**TASK DIRECTIONS**
Under this task are some entries; return every one of them exactly.

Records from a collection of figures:
· · · · · · ·
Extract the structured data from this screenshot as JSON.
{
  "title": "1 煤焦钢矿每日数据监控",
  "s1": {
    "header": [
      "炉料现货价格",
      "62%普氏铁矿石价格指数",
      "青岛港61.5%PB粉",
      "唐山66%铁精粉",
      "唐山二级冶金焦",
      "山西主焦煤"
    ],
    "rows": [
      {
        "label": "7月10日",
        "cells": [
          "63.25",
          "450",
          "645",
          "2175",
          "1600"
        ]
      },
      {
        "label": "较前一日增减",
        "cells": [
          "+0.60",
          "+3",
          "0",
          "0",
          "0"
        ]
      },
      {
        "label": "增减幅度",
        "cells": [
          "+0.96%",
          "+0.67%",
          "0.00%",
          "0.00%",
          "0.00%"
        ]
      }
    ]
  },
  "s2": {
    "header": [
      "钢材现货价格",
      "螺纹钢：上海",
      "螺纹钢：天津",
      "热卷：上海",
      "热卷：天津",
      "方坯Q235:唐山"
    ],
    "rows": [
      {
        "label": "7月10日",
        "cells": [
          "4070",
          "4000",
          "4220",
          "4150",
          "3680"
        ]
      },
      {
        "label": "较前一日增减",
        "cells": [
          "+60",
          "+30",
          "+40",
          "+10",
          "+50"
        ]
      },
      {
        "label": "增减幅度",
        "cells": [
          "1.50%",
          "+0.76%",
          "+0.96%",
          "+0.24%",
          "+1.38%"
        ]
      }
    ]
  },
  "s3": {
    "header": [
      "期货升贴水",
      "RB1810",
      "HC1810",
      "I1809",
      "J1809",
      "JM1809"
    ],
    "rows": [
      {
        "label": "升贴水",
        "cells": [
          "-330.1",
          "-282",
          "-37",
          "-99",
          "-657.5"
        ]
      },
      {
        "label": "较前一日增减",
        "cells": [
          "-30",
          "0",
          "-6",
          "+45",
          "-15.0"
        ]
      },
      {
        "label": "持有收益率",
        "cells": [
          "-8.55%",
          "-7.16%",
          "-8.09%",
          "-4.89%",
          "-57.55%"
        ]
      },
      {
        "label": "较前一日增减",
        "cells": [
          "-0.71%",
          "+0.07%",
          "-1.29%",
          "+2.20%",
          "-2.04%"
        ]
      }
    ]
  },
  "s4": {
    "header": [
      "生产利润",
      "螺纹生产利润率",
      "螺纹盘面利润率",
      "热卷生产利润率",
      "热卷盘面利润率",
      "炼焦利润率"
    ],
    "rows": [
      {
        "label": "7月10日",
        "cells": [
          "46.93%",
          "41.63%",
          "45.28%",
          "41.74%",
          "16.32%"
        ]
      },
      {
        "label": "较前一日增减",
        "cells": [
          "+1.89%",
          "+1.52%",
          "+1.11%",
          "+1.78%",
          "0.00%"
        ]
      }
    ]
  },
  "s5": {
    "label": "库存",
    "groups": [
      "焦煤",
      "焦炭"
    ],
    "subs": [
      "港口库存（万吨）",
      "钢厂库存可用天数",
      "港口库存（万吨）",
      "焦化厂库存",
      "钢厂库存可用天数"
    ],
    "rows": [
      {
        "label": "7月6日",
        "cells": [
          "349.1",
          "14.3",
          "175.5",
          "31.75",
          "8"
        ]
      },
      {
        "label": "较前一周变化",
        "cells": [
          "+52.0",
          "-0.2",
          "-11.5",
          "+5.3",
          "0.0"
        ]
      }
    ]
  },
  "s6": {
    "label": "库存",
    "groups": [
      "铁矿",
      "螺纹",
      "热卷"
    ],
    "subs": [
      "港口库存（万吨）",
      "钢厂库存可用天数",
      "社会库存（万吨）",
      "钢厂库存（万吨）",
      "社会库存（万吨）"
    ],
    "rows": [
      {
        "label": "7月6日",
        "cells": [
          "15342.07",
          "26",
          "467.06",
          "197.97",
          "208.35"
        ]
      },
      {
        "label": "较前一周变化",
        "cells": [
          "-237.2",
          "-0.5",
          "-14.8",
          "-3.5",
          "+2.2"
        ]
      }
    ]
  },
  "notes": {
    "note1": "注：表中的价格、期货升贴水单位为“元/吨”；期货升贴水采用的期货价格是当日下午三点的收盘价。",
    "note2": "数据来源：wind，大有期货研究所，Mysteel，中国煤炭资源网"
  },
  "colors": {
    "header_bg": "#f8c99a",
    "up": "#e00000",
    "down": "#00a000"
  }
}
· · · · · · ·
**REPLY TO THE EXERCISE**
Extract the structured data from this screenshot as JSON.
{
  "title": "1 煤焦钢矿每日数据监控",
  "s1": {
    "header": [
      "炉料现货价格",
      "62%普氏铁矿石价格指数",
      "青岛港61.5%PB粉",
      "唐山66%铁精粉",
      "唐山二级冶金焦",
      "山西主焦煤"
    ],
    "rows": [
      {
        "label": "7月10日",
        "cells": [
          "63.25",
          "450",
          "645",
          "2175",
          "1600"
        ]
      },
      {
        "label": "较前一日增减",
        "cells": [
          "+0.60",
          "+3",
          "0",
          "0",
          "0"
        ]
      },
      {
        "label": "增减幅度",
        "cells": [
          "+0.96%",
          "+0.67%",
          "0.00%",
          "0.00%",
          "0.00%"
        ]
      }
    ]
  },
  "s2": {
    "header": [
      "钢材现货价格",
      "螺纹钢：上海",
      "螺纹钢：天津",
      "热卷：上海",
      "热卷：天津",
      "方坯Q235:唐山"
    ],
    "rows": [
      {
        "label": "7月10日",
        "cells": [
          "4070",
          "4000",
          "4220",
          "4150",
          "3680"
        ]
      },
      {
        "label": "较前一日增减",
        "cells": [
          "+60",
          "+30",
          "+40",
          "+10",
          "+50"
        ]
      },
      {
        "label": "增减幅度",
        "cells": [
          "1.50%",
          "+0.76%",
          "+0.96%",
          "+0.24%",
          "+1.38%"
        ]
      }
    ]
  },
  "s3": {
    "header": [
      "期货升贴水",
      "RB1810",
      "HC1810",
      "I1809",
      "J1809",
      "JM1809"
    ],
    "rows": [
      {
        "label": "升贴水",
        "cells": [
          "-330.1",
          "-282",
          "-37",
          "-99",
          "-657.5"
        ]
      },
      {
        "label": "较前一日增减",
        "cells": [
          "-30",
          "0",
          "-6",
          "+45",
          "-15.0"
        ]
      },
      {
        "label": "持有收益率",
        "cells": [
          "-8.55%",
          "-7.16%",
          "-8.09%",
          "-4.89%",
          "-57.55%"
        ]
      },
      {
        "label": "较前一日增减",
        "cells": [
          "-0.71%",
          "+0.07%",
          "-1.29%",
          "+2.20%",
          "-2.04%"
        ]
      }
    ]
  },
  "s4": {
    "header": [
      "生产利润",
      "螺纹生产利润率",
      "螺纹盘面利润率",
      "热卷生产利润率",
      "热卷盘面利润率",
      "炼焦利润率"
    ],
    "rows": [
      {
        "label": "7月10日",
        "cells": [
          "46.93%",
          "41.63%",
          "45.28%",
          "41.74%",
          "16.32%"
        ]
      },
      {
        "label": "较前一日增减",
        "cells": [
          "+1.89%",
          "+1.52%",
          "+1.11%",
          "+1.78%",
          "0.00%"
        ]
      }
    ]
  },
  "s5": {
    "label": "库存",
    "groups": [
      "焦煤",
      "焦炭"
    ],
    "subs": [
      "港口库存（万吨）",
      "钢厂库存可用天数",
      "港口库存（万吨）",
      "焦化厂库存",
      "钢厂库存可用天数"
    ],
    "rows": [
      {
        "label": "7月6日",
        "cells": [
          "349.1",
          "14.3",
          "175.5",
          "31.75",
          "8"
        ]
      },
      {
        "label": "较前一周变化",
        "cells": [
          "+52.0",
          "-0.2",
          "-11.5",
          "+5.3",
          "0.0"
        ]
      }
    ]
  },
  "s6": {
    "label": "库存",
    "groups": [
      "铁矿",
      "螺纹",
      "热卷"
    ],
    "subs": [
      "港口库存（万吨）",
      "钢厂库存可用天数",
      "社会库存（万吨）",
      "钢厂库存（万吨）",
      "社会库存（万吨）"
    ],
    "rows": [
      {
        "label": "7月6日",
        "cells": [
          "15342.07",
          "26",
          "467.06",
          "197.97",
          "208.35"
        ]
      },
      {
        "label": "较前一周变化",
        "cells": [
          "-237.2",
          "-0.5",
          "-14.8",
          "-3.5",
          "+2.2"
        ]
      }
    ]
  },
  "notes": {
    "note1": "注：表中的价格、期货升贴水单位为“元/吨”；期货升贴水采用的期货价格是当日下午三点的收盘价。",
    "note2": "数据来源：wind，大有期货研究所，Mysteel，中国煤炭资源网"
  },
  "colors": {
    "header_bg": "#f8c99a",
    "up": "#e00000",
    "down": "#00a000"
  }
}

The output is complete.